→ Travail à effectuer: Poursuivez le texte consacré à l'ameublement vintage à partir de sa dernière phrase.

→ Passage étudié:
________________
Design : nos conseils pour se meubler en vintage


1. Fauteuils et canapés : privilégier les sixties-seventies élégants et audacieux

Encore roides et convenues dans les années 1950, les assises de salon connaissent un apogée inouï dans les années 1960–1970. Au ras du sol, creusées en alvéoles, nichées dans des bulles Plexi, gonflées, gainées de cuir, toujours plus confortables et sexy, elles deviendront des objets à la créativité débridée. Abondance de références sur le marché, rhabillages textiles réparant l’outrage du temps, chahuts provoqués par les rééditions, les fauteuils s’en tirent avec superbe. Les canapés ne sont pas en reste. Vintage pur et vintage neuf remportent un franc succès, tel le Camaleonda de Mario Bellini, lancé par C&B en 1971. Best-seller d’une époque révolue, il réapparaît aux Puces rhabillé de neuf et vendu jusqu’à 18 000 €, quand une nouvelle version, éditée par B&B Italia, a vu le jour en 2020.
________________
Données d'analyse de la mise en page de documents
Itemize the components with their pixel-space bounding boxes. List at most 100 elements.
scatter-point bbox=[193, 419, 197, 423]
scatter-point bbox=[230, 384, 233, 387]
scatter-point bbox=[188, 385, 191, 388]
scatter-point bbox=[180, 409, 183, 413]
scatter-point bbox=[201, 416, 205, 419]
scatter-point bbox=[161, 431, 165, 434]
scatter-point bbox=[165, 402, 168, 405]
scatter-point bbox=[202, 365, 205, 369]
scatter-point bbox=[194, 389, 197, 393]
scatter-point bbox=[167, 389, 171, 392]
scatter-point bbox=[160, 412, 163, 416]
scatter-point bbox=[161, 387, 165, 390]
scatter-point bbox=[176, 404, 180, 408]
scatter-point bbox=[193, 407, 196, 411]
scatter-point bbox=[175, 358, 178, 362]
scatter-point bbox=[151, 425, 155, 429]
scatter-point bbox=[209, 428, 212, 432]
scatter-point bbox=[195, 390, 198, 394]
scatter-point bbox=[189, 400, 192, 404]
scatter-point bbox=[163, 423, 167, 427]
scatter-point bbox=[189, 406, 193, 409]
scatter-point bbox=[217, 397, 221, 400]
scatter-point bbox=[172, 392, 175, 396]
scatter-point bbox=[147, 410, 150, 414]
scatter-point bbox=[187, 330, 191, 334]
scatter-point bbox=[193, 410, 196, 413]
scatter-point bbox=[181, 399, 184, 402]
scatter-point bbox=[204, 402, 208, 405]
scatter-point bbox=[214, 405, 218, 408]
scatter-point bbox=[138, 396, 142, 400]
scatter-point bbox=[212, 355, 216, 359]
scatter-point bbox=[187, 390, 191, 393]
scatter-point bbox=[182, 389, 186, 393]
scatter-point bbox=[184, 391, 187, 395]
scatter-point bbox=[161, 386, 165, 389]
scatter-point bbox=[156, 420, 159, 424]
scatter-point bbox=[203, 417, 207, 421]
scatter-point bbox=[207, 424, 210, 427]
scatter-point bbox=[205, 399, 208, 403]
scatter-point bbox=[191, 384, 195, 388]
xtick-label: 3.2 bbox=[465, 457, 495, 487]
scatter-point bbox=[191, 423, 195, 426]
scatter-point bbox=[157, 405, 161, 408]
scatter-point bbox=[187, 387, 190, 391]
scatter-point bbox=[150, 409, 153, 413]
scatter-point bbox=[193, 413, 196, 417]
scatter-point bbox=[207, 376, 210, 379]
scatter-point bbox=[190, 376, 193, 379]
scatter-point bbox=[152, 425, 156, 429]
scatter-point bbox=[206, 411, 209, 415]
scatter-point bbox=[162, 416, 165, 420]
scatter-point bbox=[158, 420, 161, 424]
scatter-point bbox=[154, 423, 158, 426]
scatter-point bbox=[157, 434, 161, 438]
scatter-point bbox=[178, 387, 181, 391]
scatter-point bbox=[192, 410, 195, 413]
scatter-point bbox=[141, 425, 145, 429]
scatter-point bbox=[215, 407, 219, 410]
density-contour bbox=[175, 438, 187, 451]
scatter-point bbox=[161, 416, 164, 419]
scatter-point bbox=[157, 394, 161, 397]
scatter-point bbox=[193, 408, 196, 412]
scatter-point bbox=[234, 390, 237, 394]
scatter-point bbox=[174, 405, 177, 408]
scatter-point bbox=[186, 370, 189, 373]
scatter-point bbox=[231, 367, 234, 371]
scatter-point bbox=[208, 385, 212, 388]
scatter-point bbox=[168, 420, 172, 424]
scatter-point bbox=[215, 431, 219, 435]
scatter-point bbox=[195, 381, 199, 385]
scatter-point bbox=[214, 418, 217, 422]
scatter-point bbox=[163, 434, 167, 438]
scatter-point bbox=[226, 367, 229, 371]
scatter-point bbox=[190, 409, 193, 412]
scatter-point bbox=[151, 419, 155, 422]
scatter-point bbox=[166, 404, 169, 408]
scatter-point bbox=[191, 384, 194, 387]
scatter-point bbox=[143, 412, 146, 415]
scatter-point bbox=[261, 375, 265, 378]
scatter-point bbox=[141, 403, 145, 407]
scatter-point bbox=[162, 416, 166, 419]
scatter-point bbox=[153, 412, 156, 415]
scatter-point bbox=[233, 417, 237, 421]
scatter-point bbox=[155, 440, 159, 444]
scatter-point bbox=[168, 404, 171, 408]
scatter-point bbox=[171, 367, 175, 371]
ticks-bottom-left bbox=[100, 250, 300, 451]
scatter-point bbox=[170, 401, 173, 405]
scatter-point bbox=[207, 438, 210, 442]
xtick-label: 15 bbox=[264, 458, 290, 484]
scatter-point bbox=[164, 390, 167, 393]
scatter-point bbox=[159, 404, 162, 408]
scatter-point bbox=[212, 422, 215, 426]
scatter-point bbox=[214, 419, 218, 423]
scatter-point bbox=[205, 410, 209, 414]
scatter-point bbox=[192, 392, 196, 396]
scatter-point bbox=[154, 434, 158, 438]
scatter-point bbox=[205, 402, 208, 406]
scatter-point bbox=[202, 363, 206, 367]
________________
→ Zone de réponse:
S’ils étaient réédités aujourd’hui, le canapé et les fauteuils Soriana d’Afra et Tobia Scarpa (Cassina, 1970) connaîtraient le même sort. Les archives seventies des fabricants Artifort, Steiner et Thonet regorgent aussi de ces pièces distinguées, fauteuils de Geoffroy Harcourt ou Jean-Pierre Laporte, ou encore les étranges coques Mercurio de Claude Courtecuisse, plus artiste que designer. Plusieurs créations de Jean Royère, dont la réédition est prévue pour fin 2021, sont également une belle illustration de ce retour du vintage, ainsi du sofa Ours polaire dont la cote sur le marché est simplement stellaire. Clientèle visée : les prescripteurs et décorateurs œuvrant pour les milliardaires de la planète. Dans une autre sphère, l’enseigne Ligne Roset a initié une opération de recyclage pilote autour de son Togo.